* TASK DIRECTIONS *
The data must be returned in full and exactly as given.

* EXERCISE DATA *
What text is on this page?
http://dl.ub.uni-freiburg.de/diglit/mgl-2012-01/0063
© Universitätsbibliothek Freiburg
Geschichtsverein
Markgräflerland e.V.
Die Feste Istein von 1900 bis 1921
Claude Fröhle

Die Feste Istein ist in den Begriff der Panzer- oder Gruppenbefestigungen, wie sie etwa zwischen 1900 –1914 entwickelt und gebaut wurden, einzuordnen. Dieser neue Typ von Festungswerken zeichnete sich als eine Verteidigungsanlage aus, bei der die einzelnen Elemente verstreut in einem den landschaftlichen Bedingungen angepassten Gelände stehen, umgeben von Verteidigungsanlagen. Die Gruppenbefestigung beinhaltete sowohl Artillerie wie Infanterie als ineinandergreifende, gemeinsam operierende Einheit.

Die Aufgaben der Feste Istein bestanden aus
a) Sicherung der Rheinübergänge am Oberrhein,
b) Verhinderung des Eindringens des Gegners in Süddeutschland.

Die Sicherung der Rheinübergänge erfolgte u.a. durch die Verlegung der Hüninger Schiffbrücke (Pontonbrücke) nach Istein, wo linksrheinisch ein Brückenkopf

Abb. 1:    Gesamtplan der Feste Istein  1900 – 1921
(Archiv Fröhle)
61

* WORKED ANSWER *
What text is on this page?
http://dl.ub.uni-freiburg.de/diglit/mgl-2012-01/0063
© Universitätsbibliothek Freiburg
Geschichtsverein
Markgräflerland e.V.
Die Feste Istein von 1900 bis 1921
Claude Fröhle

Die Feste Istein ist in den Begriff der Panzer- oder Gruppenbefestigungen, wie sie etwa zwischen 1900 –1914 entwickelt und gebaut wurden, einzuordnen. Dieser neue Typ von Festungswerken zeichnete sich als eine Verteidigungsanlage aus, bei der die einzelnen Elemente verstreut in einem den landschaftlichen Bedingungen angepassten Gelände stehen, umgeben von Verteidigungsanlagen. Die Gruppenbefestigung beinhaltete sowohl Artillerie wie Infanterie als ineinandergreifende, gemeinsam operierende Einheit.

Die Aufgaben der Feste Istein bestanden aus
a) Sicherung der Rheinübergänge am Oberrhein,
b) Verhinderung des Eindringens des Gegners in Süddeutschland.

Die Sicherung der Rheinübergänge erfolgte u.a. durch die Verlegung der Hüninger Schiffbrücke (Pontonbrücke) nach Istein, wo linksrheinisch ein Brückenkopf

Abb. 1:    Gesamtplan der Feste Istein  1900 – 1921
(Archiv Fröhle)
61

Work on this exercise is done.